[Records from a data collection]

— BEGIN —

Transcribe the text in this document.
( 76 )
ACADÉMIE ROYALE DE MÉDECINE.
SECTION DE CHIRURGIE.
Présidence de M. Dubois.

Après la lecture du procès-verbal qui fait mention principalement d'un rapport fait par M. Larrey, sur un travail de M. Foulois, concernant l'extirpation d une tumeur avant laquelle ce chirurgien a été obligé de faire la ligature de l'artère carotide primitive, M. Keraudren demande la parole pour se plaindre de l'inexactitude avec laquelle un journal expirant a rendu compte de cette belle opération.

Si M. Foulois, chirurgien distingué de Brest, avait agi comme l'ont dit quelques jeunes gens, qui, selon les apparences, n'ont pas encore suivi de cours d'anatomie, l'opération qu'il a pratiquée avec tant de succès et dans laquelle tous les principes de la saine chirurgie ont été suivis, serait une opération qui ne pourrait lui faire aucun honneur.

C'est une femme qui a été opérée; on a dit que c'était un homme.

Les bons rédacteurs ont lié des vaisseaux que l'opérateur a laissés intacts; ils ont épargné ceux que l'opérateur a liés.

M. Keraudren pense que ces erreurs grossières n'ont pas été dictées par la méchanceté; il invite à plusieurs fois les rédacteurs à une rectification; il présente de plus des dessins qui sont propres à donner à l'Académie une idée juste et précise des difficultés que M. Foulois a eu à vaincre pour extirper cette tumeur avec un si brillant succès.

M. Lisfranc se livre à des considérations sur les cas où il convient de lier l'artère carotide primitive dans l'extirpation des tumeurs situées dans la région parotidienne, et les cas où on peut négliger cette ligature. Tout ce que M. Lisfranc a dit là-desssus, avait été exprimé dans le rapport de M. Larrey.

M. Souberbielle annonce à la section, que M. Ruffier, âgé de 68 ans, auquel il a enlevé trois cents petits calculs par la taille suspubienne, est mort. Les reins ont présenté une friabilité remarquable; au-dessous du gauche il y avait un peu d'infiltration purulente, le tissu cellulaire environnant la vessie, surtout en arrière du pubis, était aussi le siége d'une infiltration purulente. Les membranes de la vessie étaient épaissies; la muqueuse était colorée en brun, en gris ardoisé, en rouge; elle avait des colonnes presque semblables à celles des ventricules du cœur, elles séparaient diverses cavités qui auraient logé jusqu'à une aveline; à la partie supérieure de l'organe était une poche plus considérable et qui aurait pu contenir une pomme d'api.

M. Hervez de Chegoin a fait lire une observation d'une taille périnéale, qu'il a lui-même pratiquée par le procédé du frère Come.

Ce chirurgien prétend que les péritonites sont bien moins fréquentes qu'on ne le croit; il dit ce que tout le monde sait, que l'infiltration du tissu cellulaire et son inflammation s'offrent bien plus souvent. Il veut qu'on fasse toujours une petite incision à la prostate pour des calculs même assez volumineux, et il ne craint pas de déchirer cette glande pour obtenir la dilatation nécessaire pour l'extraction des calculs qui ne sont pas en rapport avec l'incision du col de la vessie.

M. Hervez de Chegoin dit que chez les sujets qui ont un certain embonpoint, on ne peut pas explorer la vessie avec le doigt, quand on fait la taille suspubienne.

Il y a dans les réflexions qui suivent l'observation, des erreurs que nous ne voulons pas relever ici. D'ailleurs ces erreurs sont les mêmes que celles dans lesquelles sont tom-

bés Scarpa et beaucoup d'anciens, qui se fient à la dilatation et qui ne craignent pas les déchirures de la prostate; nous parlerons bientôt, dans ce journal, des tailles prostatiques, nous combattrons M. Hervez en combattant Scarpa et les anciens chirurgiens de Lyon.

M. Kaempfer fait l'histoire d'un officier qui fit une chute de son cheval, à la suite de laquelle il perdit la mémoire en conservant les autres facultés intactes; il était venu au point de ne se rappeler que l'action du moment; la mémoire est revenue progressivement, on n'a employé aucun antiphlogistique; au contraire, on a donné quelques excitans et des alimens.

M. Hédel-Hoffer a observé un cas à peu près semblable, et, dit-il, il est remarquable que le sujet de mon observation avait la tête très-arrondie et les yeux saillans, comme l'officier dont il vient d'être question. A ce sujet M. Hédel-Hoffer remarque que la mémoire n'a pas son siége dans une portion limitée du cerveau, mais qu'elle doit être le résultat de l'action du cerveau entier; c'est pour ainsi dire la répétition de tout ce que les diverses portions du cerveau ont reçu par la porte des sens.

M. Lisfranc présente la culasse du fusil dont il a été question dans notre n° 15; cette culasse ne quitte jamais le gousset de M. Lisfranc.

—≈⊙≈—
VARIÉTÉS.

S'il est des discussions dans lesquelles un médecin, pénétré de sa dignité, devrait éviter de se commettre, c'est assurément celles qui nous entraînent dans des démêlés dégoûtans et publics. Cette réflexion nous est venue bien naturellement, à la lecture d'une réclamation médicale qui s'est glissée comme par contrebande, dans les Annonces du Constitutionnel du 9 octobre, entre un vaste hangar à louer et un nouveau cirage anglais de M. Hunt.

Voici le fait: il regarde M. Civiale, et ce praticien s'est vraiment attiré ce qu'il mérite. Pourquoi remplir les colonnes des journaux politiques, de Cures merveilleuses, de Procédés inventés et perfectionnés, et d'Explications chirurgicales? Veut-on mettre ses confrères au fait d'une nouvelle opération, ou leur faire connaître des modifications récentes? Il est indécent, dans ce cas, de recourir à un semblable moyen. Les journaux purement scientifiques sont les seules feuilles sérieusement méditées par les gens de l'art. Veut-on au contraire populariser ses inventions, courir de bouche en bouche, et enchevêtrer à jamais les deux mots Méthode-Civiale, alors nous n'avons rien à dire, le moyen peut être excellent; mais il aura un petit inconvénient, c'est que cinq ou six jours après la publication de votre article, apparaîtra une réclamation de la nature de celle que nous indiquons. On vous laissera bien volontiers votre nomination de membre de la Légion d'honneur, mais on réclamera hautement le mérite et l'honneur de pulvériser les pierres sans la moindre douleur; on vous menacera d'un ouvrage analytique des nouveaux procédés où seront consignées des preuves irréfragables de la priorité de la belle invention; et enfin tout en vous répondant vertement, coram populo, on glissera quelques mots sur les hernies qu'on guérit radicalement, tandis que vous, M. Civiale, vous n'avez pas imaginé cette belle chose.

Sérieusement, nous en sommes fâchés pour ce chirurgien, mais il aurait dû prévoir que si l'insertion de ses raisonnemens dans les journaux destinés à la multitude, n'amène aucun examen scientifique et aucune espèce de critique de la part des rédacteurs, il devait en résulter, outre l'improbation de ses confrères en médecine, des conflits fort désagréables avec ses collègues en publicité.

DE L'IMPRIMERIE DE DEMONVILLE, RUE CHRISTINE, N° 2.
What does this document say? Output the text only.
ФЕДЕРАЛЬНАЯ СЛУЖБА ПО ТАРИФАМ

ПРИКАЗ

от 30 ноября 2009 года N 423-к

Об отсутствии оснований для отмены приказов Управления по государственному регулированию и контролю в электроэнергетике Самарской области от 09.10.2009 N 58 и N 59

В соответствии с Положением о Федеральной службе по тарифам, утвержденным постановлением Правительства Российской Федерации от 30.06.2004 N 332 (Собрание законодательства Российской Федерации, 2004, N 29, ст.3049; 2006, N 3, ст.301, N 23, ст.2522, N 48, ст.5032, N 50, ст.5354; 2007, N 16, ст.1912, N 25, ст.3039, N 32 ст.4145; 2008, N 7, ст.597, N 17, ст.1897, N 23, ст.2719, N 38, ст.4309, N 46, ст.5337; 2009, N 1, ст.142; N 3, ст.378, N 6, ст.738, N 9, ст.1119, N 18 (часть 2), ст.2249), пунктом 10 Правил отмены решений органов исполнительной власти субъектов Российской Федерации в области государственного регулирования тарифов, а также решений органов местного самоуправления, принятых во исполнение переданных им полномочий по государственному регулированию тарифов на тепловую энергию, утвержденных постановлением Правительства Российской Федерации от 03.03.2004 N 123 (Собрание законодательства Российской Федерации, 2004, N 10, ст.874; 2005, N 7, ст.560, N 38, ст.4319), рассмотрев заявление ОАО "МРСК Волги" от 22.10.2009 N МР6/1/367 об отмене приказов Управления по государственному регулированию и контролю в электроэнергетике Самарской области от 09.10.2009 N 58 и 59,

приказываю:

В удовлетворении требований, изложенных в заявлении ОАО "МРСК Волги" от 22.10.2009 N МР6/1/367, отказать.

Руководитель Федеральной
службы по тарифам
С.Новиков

— END —

▸ **Work instructions**
Reproduce exactly the lines from the one with "What does this" through the end of the entries above, both ends included.

▸ **Solution**
What does this document say? Output the text only.
ФЕДЕРАЛЬНАЯ СЛУЖБА ПО ТАРИФАМ

ПРИКАЗ

от 30 ноября 2009 года N 423-к

Об отсутствии оснований для отмены приказов Управления по государственному регулированию и контролю в электроэнергетике Самарской области от 09.10.2009 N 58 и N 59

В соответствии с Положением о Федеральной службе по тарифам, утвержденным постановлением Правительства Российской Федерации от 30.06.2004 N 332 (Собрание законодательства Российской Федерации, 2004, N 29, ст.3049; 2006, N 3, ст.301, N 23, ст.2522, N 48, ст.5032, N 50, ст.5354; 2007, N 16, ст.1912, N 25, ст.3039, N 32 ст.4145; 2008, N 7, ст.597, N 17, ст.1897, N 23, ст.2719, N 38, ст.4309, N 46, ст.5337; 2009, N 1, ст.142; N 3, ст.378, N 6, ст.738, N 9, ст.1119, N 18 (часть 2), ст.2249), пунктом 10 Правил отмены решений органов исполнительной власти субъектов Российской Федерации в области государственного регулирования тарифов, а также решений органов местного самоуправления, принятых во исполнение переданных им полномочий по государственному регулированию тарифов на тепловую энергию, утвержденных постановлением Правительства Российской Федерации от 03.03.2004 N 123 (Собрание законодательства Российской Федерации, 2004, N 10, ст.874; 2005, N 7, ст.560, N 38, ст.4319), рассмотрев заявление ОАО "МРСК Волги" от 22.10.2009 N МР6/1/367 об отмене приказов Управления по государственному регулированию и контролю в электроэнергетике Самарской области от 09.10.2009 N 58 и 59,

приказываю:

В удовлетворении требований, изложенных в заявлении ОАО "МРСК Волги" от 22.10.2009 N МР6/1/367, отказать.

Руководитель Федеральной
службы по тарифам
С.Новиков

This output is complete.